— START OF PASSAGE —

# Babel



## Sonnie (Apr 11, 2006)

[img]http://ia.ec.imdb.com/media/imdb/01/I/72/25/31/10m.jpg[/img]I sat through what ended up being 2.5 hours of misery last night and watched this movie. I don't why, but I just can't get into to films like this, but they are apparently becoming more and more popular. What I don't understand is how I kept sitting through the movie. For some reason I didn't want to get up, although at the same time I thought I was being bored... I don't know, maybe it was not as bad as I am thinking it was. :dontknow:

Babel is about four families from different cultures. A married couple from American on a tour in Morocco, a family (mostly two young boys) who live in Morocco, a Mexican nanny who is an illegal immigrant and babysits the two young children of the American couple... and lastly a Japanese girl whose father gives a rifle to a Moroccan hunting guide who in turn sells the rifle to the Moroccan family and one of the young boys ends up shooting at the tour bus and hitting the American girl in the neck. 

Of course the movie is a constant rotation of the stories throughout. You see one story and then the next one picks up from the point of the beginning of the previous story until they cycle again. :dizzy: 

I can see how the Americans, the Moroccan family and the Japanese family all tie together via the rifle. The nanny really didn't fit though... her visiting Mexico to see her son get married had nothing to do with the rifle which connected the other three families, and that particular part of the movie was wasted time for me. Her connection was obviously babysitting the children of the American family. I suppose part of her story with the children towards the end did fit in better with the overall movie.

— END OF PASSAGE —
— START OF DATA SHOWN —

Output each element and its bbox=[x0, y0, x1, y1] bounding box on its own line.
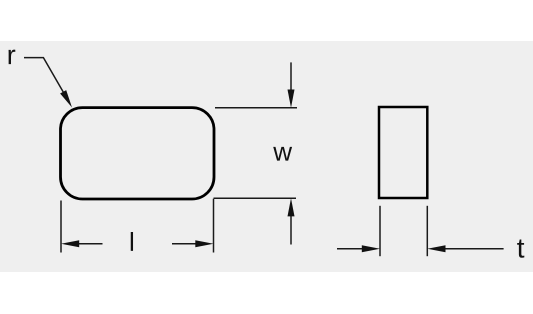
l right arrowhead (pointing right) bbox=[195, 240, 213, 247]
w top extension line bbox=[215, 107, 297, 109]
w bottom extension line bbox=[214, 197, 297, 199]
l dimension line left segment bbox=[76, 243, 103, 245]
t right arrow tail bbox=[443, 248, 503, 250]
l dimension line right segment bbox=[172, 243, 199, 245]
l left extension line bbox=[60, 201, 62, 253]
leader line for corner radius r bbox=[24, 58, 68, 101]
w bottom arrowhead (up) bbox=[288, 198, 295, 216]
svg-text:r: r bbox=[7, 40, 16, 70]
t left arrow tail bbox=[337, 248, 364, 250]
w top arrowhead (down) bbox=[288, 90, 295, 108]
arrowhead of r leader bbox=[60, 90, 72, 107]
w top arrow stem bbox=[290, 62, 292, 92]
t right arrowhead (pointing left) bbox=[427, 245, 445, 252]
svg-text:t: t bbox=[517, 233, 525, 264]
svg-text:l: l bbox=[129, 227, 135, 257]
svg-text:w: w bbox=[272, 137, 292, 167]
side view insert outline bbox=[379, 107, 427, 198]
t left arrowhead (pointing right) bbox=[362, 245, 380, 252]
l right extension line bbox=[213, 199, 215, 253]
plan view insert outline (rounded square) bbox=[61, 108, 215, 199]
gray drawing panel bbox=[0, 41, 533, 272]
w bottom arrow stem bbox=[290, 214, 292, 245]
t right extension line bbox=[426, 206, 428, 256]
l left arrowhead (pointing left) bbox=[61, 240, 79, 247]
t left extension line bbox=[379, 206, 381, 256]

— END OF DATA SHOWN —

AIM A
From the Babel review, extract verbatim the portion that begins with the words "Babel is about" and ends with "in the neck.".
AIM B
Translate into Spanish the following sentence from the Babel review: "Her connection was obviously babysitting the children of the American family."

FINISHED ANSWER A
Babel is about four families from different cultures. A married couple from American on a tour in Morocco, a family (mostly two young boys) who live in Morocco, a Mexican nanny who is an illegal immigrant and babysits the two young children of the American couple... and lastly a Japanese girl whose father gives a rifle to a Moroccan hunting guide who in turn sells the rifle to the Moroccan family and one of the young boys ends up shooting at the tour bus and hitting the American girl in the neck.

FINISHED ANSWER B
Su conexión era, obviamente, cuidar a los hijos de la familia estadounidense.